WHAT THE EXERCISE ASKS:
Check each line of the records below and collect those that include the word "Актов".

DATA LINES:
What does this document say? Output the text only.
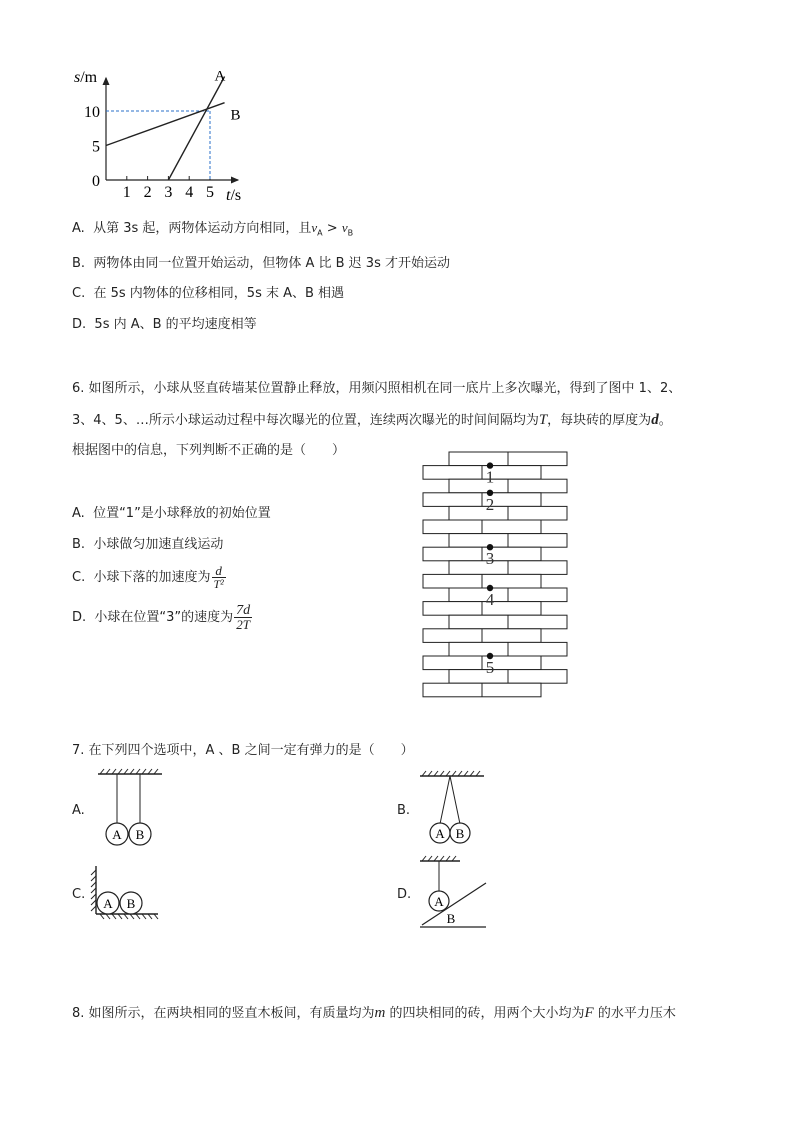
s/m
t/s
1 2 3 4 5
10
5
0
A
B
A. 从第 3s 起，两物体运动方向相同，且$v_A > v_B$
B. 两物体由同一位置开始运动，但物体 A 比 B 迟 3s 才开始运动
C. 在 5s 内物体的位移相同，5s 末 A、B 相遇
D. 5s 内 A、B 的平均速度相等
6. 如图所示，小球从竖直砖墙某位置静止释放，用频闪照相机在同一底片上多次曝光，得到了图中 1、2、
3、4、5、…所示小球运动过程中每次曝光的位置，连续两次曝光的时间间隔均为T，每块砖的厚度为d。
根据图中的信息，下列判断不正确的是（　　）
A. 位置“1”是小球释放的初始位置
B. 小球做匀加速直线运动
C. 小球下落的加速度为 $\frac{d}{\text{T²}}$
D. 小球在位置“3”的速度为 $\frac{7d}{2T}$
1
2
3
4
5
7. 在下列四个选项中，A 、B 之间一定有弹力的是（　　）
A.
A B
B.
A B
C.
A B
D. A
B
8. 如图所示，在两块相同的竖直木板间，有质量均为m 的四块相同的砖，用两个大小均为F 的水平力压木
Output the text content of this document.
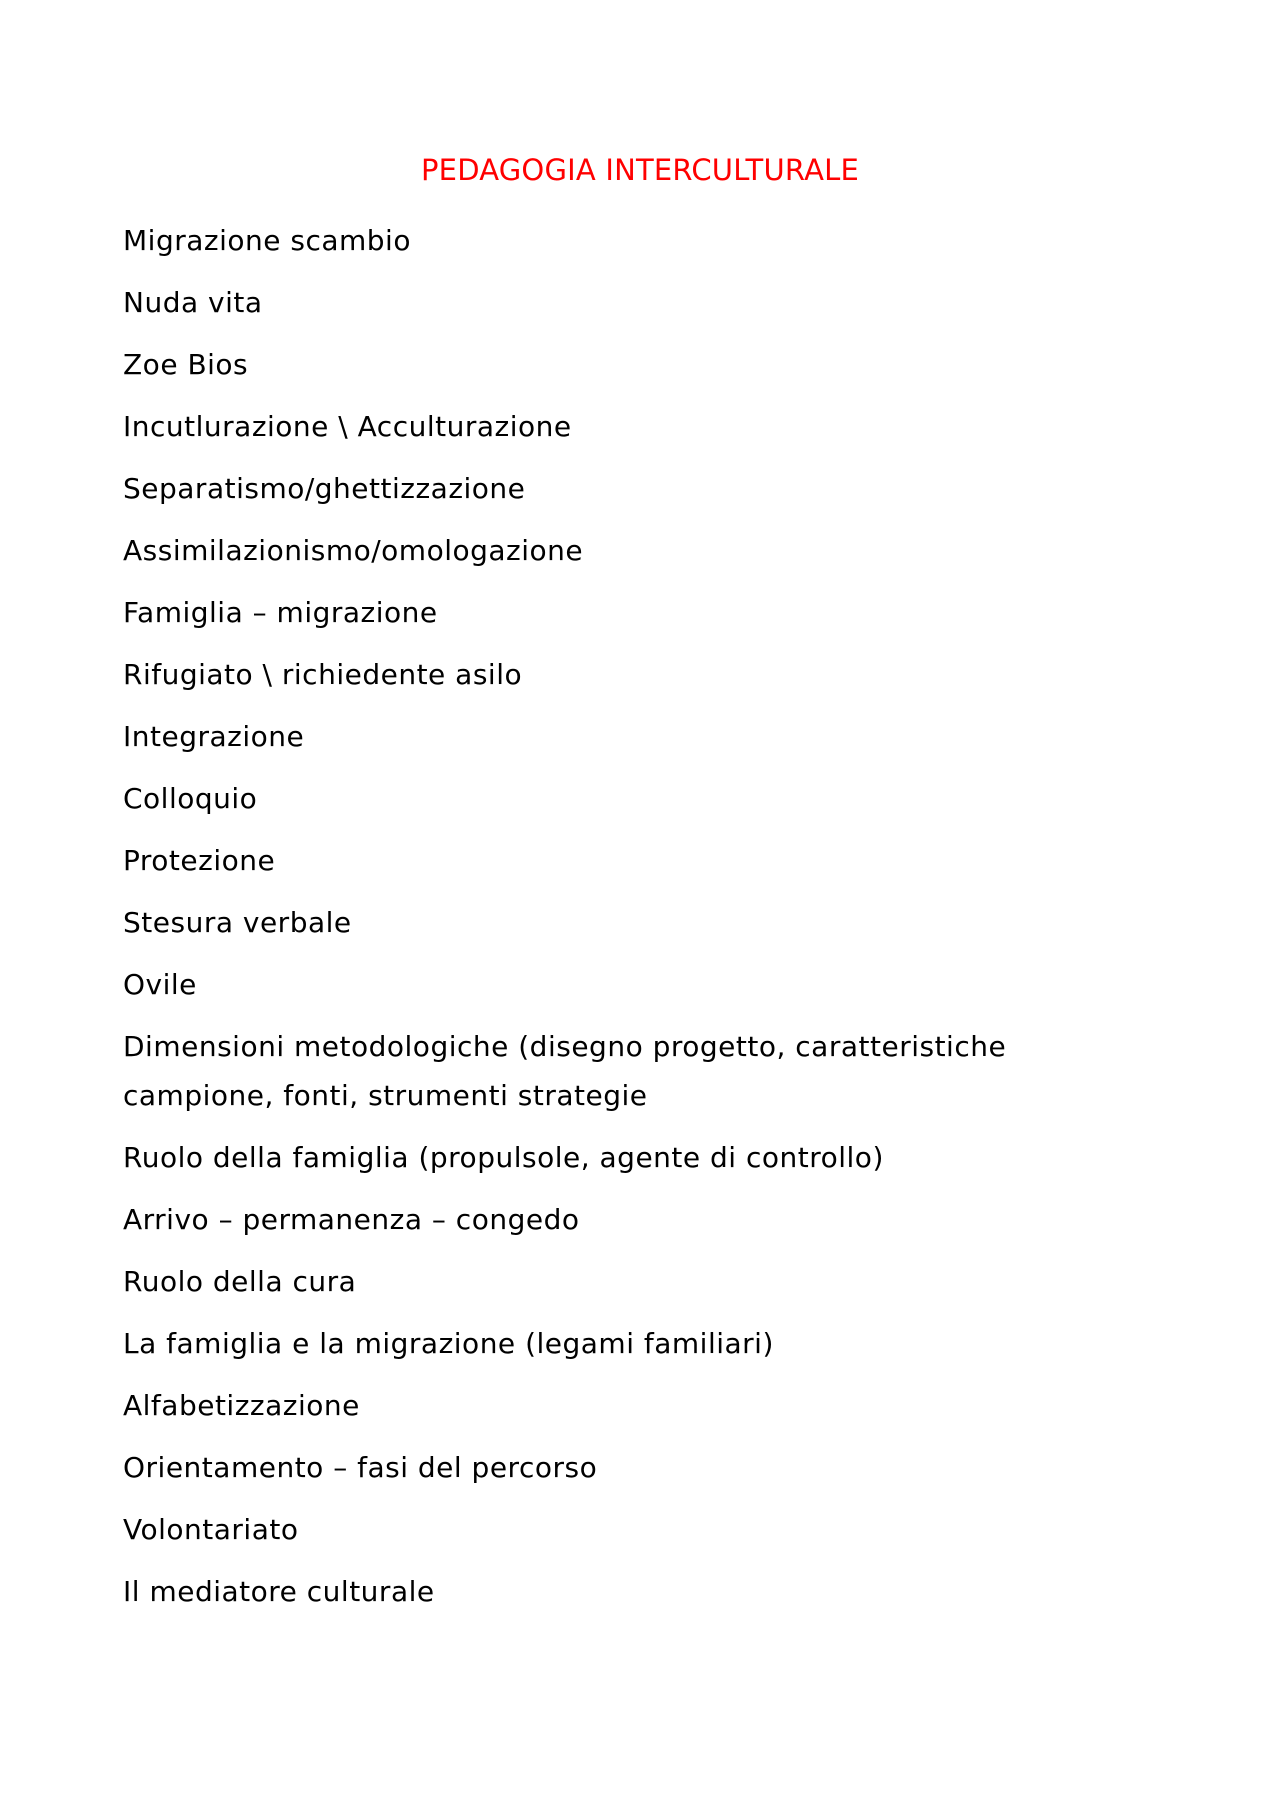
PEDAGOGIA INTERCULTURALE
Migrazione scambio
Nuda vita
Zoe Bios
Incutlurazione \ Acculturazione
Separatismo/ghettizzazione
Assimilazionismo/omologazione
Famiglia – migrazione
Rifugiato \ richiedente asilo
Integrazione
Colloquio
Protezione
Stesura verbale
Ovile
Dimensioni metodologiche (disegno progetto, caratteristiche campione, fonti, strumenti strategie
Ruolo della famiglia (propulsole, agente di controllo)
Arrivo – permanenza – congedo
Ruolo della cura
La famiglia e la migrazione (legami familiari)
Alfabetizzazione
Orientamento – fasi del percorso
Volontariato
Il mediatore culturale
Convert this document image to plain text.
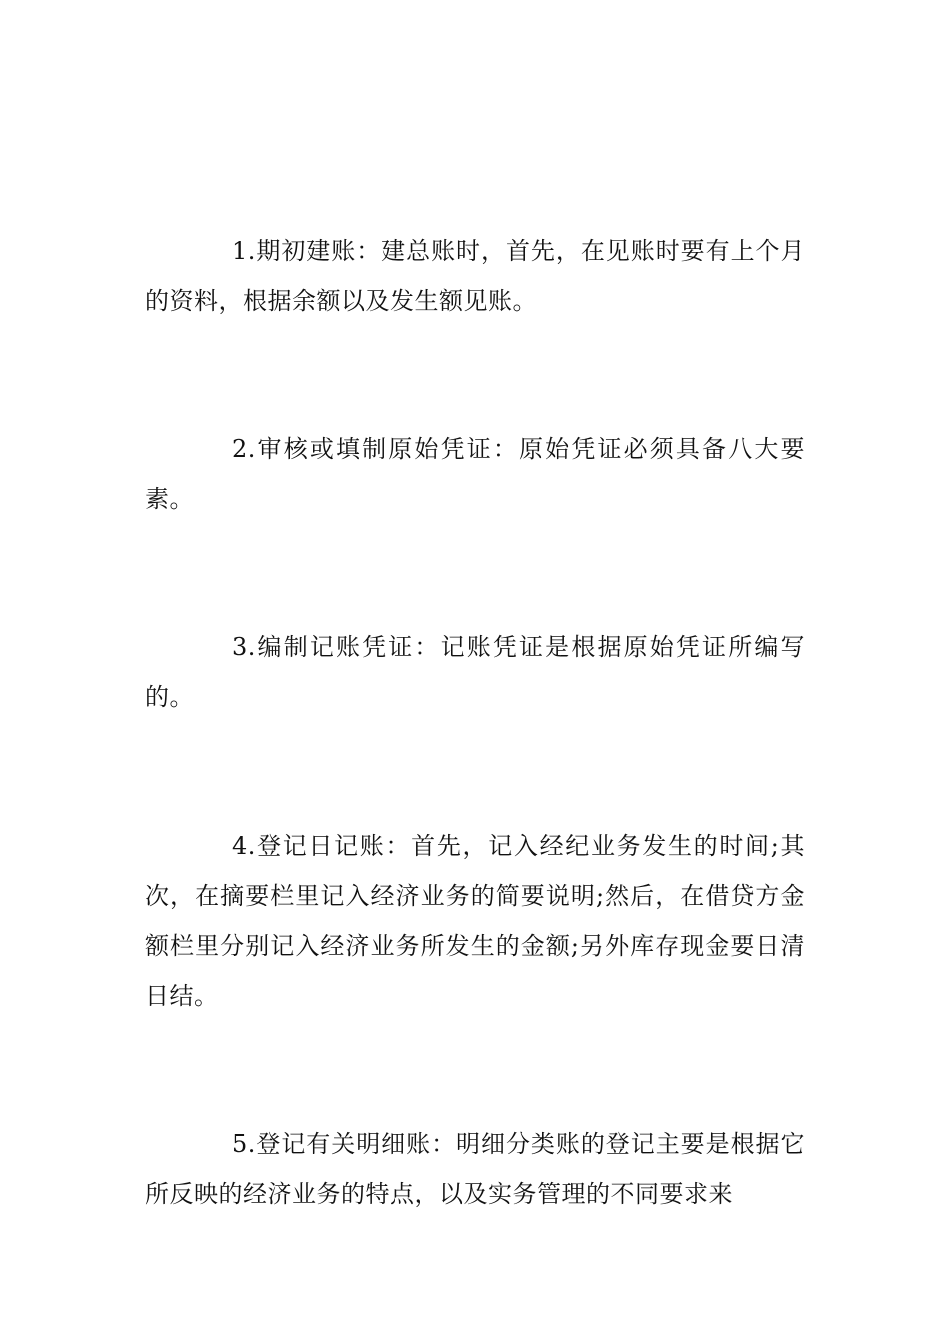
1.期初建账：建总账时，首先，在见账时要有上个月的资料，根据余额以及发生额见账。

2.审核或填制原始凭证：原始凭证必须具备八大要素。

3.编制记账凭证：记账凭证是根据原始凭证所编写的。

4.登记日记账：首先，记入经纪业务发生的时间;其次，在摘要栏里记入经济业务的简要说明;然后，在借贷方金额栏里分别记入经济业务所发生的金额;另外库存现金要日清日结。

5.登记有关明细账：明细分类账的登记主要是根据它所反映的经济业务的特点，以及实务管理的不同要求来
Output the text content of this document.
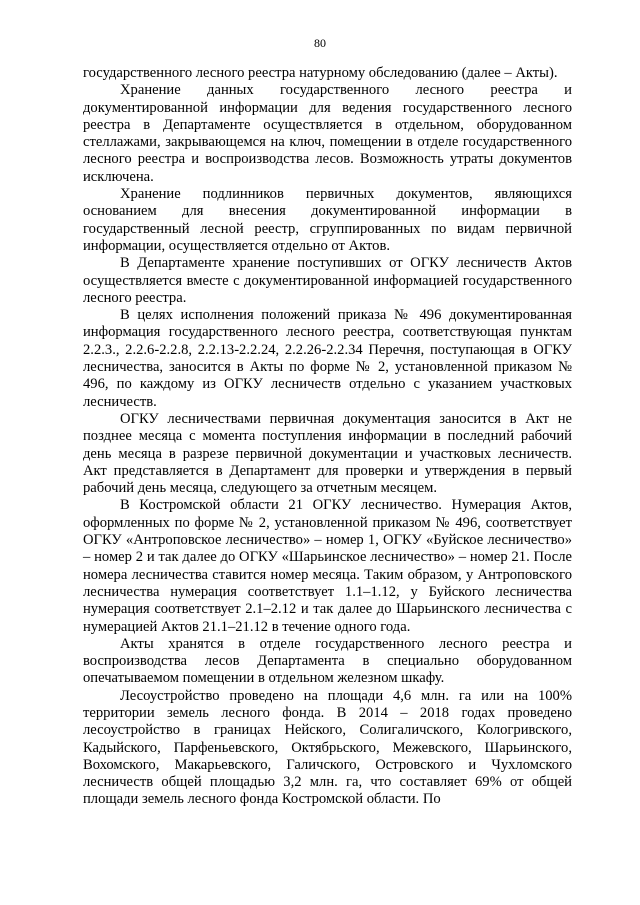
80

государственного лесного реестра натурному обследованию (далее – Акты).

Хранение данных государственного лесного реестра и документированной информации для ведения государственного лесного реестра в Департаменте осуществляется в отдельном, оборудованном стеллажами, закрывающемся на ключ, помещении в отделе государственного лесного реестра и воспроизводства лесов. Возможность утраты документов исключена.

Хранение подлинников первичных документов, являющихся основанием для внесения документированной информации в государственный лесной реестр, сгруппированных по видам первичной информации, осуществляется отдельно от Актов.

В Департаменте хранение поступивших от ОГКУ лесничеств Актов осуществляется вместе с документированной информацией государственного лесного реестра.

В целях исполнения положений приказа № 496 документированная информация государственного лесного реестра, соответствующая пунктам 2.2.3., 2.2.6-2.2.8, 2.2.13-2.2.24, 2.2.26-2.2.34 Перечня, поступающая в ОГКУ лесничества, заносится в Акты по форме № 2, установленной приказом № 496, по каждому из ОГКУ лесничеств отдельно с указанием участковых лесничеств.

ОГКУ лесничествами первичная документация заносится в Акт не позднее месяца с момента поступления информации в последний рабочий день месяца в разрезе первичной документации и участковых лесничеств. Акт представляется в Департамент для проверки и утверждения в первый рабочий день месяца, следующего за отчетным месяцем.

В Костромской области 21 ОГКУ лесничество. Нумерация Актов, оформленных по форме № 2, установленной приказом № 496, соответствует ОГКУ «Антроповское лесничество» – номер 1, ОГКУ «Буйское лесничество» – номер 2 и так далее до ОГКУ «Шарьинское лесничество» – номер 21. После номера лесничества ставится номер месяца. Таким образом, у Антроповского лесничества нумерация соответствует 1.1–1.12, у Буйского лесничества нумерация соответствует 2.1–2.12 и так далее до Шарьинского лесничества с нумерацией Актов 21.1–21.12 в течение одного года.

Акты хранятся в отделе государственного лесного реестра и воспроизводства лесов Департамента в специально оборудованном опечатываемом помещении в отдельном железном шкафу.

Лесоустройство проведено на площади 4,6 млн. га или на 100% территории земель лесного фонда. В 2014 – 2018 годах проведено лесоустройство в границах Нейского, Солигаличского, Кологривского, Кадыйского, Парфеньевского, Октябрьского, Межевского, Шарьинского, Вохомского, Макарьевского, Галичского, Островского и Чухломского лесничеств общей площадью 3,2 млн. га, что составляет 69% от общей площади земель лесного фонда Костромской области. По
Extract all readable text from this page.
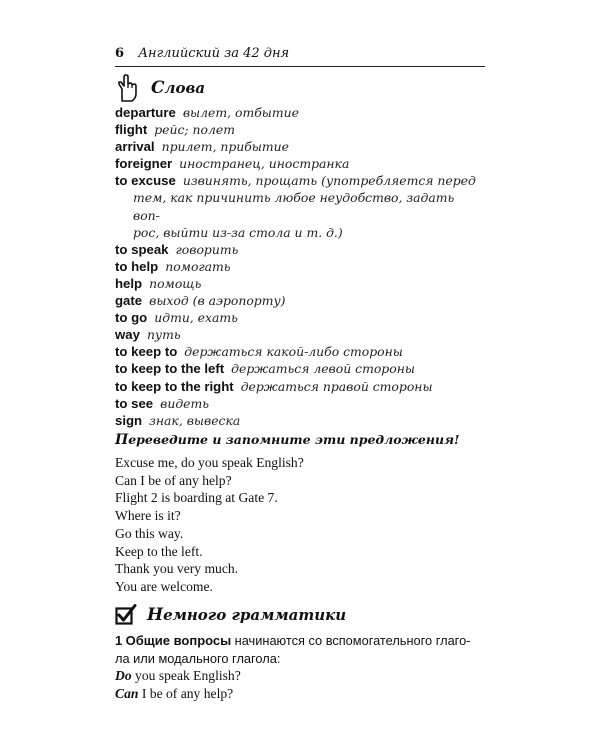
6 Английский за 42 дня
Слова
departure вылет, отбытие
flight рейс; полет
arrival прилет, прибытие
foreigner иностранец, иностранка
to excuse извинять, прощать (употребляется перед
тем, как причинить любое неудобство, задать воп-
рос, выйти из-за стола и т. д.)
to speak говорить
to help помогать
help помощь
gate выход (в аэропорту)
to go идти, ехать
way путь
to keep to держаться какой-либо стороны
to keep to the left держаться левой стороны
to keep to the right держаться правой стороны
to see видеть
sign знак, вывеска
Переведите и запомните эти предложения!
Excuse me, do you speak English?
Can I be of any help?
Flight 2 is boarding at Gate 7.
Where is it?
Go this way.
Keep to the left.
Thank you very much.
You are welcome.
Немного грамматики
1 Общие вопросы начинаются со вспомогательного глаго-
ла или модального глагола:
Do you speak English?
Can I be of any help?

EXERCISE RESULT:
Хранение подлинников первичных документов, являющихся основанием для внесения документированной информации в государственный лесной реестр, сгруппированных по видам первичной информации, осуществляется отдельно от Актов.
В Департаменте хранение поступивших от ОГКУ лесничеств Актов осуществляется вместе с документированной информацией государственного лесного реестра.
В Костромской области 21 ОГКУ лесничество. Нумерация Актов, оформленных по форме № 2, установленной приказом № 496, соответствует ОГКУ «Антроповское лесничество» – номер 1, ОГКУ «Буйское лесничество» – номер 2 и так далее до ОГКУ «Шарьинское лесничество» – номер 21. После номера лесничества ставится номер месяца. Таким образом, у Антроповского лесничества нумерация соответствует 1.1–1.12, у Буйского лесничества нумерация соответствует 2.1–2.12 и так далее до Шарьинского лесничества с нумерацией Актов 21.1–21.12 в течение одного года.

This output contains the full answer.